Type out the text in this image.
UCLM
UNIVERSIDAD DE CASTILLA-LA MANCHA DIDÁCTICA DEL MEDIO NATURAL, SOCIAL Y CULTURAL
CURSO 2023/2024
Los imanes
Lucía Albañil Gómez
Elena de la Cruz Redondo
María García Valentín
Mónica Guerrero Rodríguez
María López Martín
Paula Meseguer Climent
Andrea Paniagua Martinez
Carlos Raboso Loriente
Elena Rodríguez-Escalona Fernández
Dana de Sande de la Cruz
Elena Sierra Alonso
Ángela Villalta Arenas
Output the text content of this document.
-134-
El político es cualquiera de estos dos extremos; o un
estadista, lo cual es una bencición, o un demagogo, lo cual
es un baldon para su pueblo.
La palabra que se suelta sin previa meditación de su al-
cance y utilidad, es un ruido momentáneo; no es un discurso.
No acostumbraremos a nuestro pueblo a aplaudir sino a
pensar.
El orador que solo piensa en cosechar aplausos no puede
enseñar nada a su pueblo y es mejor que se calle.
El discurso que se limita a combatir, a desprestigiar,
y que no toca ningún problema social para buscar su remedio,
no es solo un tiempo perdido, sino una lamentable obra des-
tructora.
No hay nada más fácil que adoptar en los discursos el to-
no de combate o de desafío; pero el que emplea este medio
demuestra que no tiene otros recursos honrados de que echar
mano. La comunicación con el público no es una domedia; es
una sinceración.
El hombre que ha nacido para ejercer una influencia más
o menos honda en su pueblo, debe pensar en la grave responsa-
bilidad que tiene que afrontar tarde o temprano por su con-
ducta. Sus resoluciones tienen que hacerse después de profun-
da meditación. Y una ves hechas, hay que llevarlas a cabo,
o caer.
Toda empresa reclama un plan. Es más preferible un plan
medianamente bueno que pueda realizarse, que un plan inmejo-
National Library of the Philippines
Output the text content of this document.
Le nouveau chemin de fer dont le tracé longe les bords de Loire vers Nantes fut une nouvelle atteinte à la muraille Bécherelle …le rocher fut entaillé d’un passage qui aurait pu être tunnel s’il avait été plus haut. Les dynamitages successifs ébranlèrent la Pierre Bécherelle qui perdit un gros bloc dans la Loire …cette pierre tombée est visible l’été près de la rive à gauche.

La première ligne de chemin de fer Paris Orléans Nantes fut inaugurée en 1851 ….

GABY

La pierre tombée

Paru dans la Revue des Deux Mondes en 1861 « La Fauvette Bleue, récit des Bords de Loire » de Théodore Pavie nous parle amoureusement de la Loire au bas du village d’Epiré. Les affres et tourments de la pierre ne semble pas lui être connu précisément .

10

********************

**Set exercise**: Write the complete data out, exactly as above.

**Right answer**:
Type out the text in this image.
UCLM
UNIVERSIDAD DE CASTILLA-LA MANCHA DIDÁCTICA DEL MEDIO NATURAL, SOCIAL Y CULTURAL
CURSO 2023/2024
Los imanes
Lucía Albañil Gómez
Elena de la Cruz Redondo
María García Valentín
Mónica Guerrero Rodríguez
María López Martín
Paula Meseguer Climent
Andrea Paniagua Martinez
Carlos Raboso Loriente
Elena Rodríguez-Escalona Fernández
Dana de Sande de la Cruz
Elena Sierra Alonso
Ángela Villalta Arenas
Output the text content of this document.
-134-
El político es cualquiera de estos dos extremos; o un
estadista, lo cual es una bencición, o un demagogo, lo cual
es un baldon para su pueblo.
La palabra que se suelta sin previa meditación de su al-
cance y utilidad, es un ruido momentáneo; no es un discurso.
No acostumbraremos a nuestro pueblo a aplaudir sino a
pensar.
El orador que solo piensa en cosechar aplausos no puede
enseñar nada a su pueblo y es mejor que se calle.
El discurso que se limita a combatir, a desprestigiar,
y que no toca ningún problema social para buscar su remedio,
no es solo un tiempo perdido, sino una lamentable obra des-
tructora.
No hay nada más fácil que adoptar en los discursos el to-
no de combate o de desafío; pero el que emplea este medio
demuestra que no tiene otros recursos honrados de que echar
mano. La comunicación con el público no es una domedia; es
una sinceración.
El hombre que ha nacido para ejercer una influencia más
o menos honda en su pueblo, debe pensar en la grave responsa-
bilidad que tiene que afrontar tarde o temprano por su con-
ducta. Sus resoluciones tienen que hacerse después de profun-
da meditación. Y una ves hechas, hay que llevarlas a cabo,
o caer.
Toda empresa reclama un plan. Es más preferible un plan
medianamente bueno que pueda realizarse, que un plan inmejo-
National Library of the Philippines
Output the text content of this document.
Le nouveau chemin de fer dont le tracé longe les bords de Loire vers Nantes fut une nouvelle atteinte à la muraille Bécherelle …le rocher fut entaillé d’un passage qui aurait pu être tunnel s’il avait été plus haut. Les dynamitages successifs ébranlèrent la Pierre Bécherelle qui perdit un gros bloc dans la Loire …cette pierre tombée est visible l’été près de la rive à gauche.

La première ligne de chemin de fer Paris Orléans Nantes fut inaugurée en 1851 ….

GABY

La pierre tombée

Paru dans la Revue des Deux Mondes en 1861 « La Fauvette Bleue, récit des Bords de Loire » de Théodore Pavie nous parle amoureusement de la Loire au bas du village d’Epiré. Les affres et tourments de la pierre ne semble pas lui être connu précisément .

10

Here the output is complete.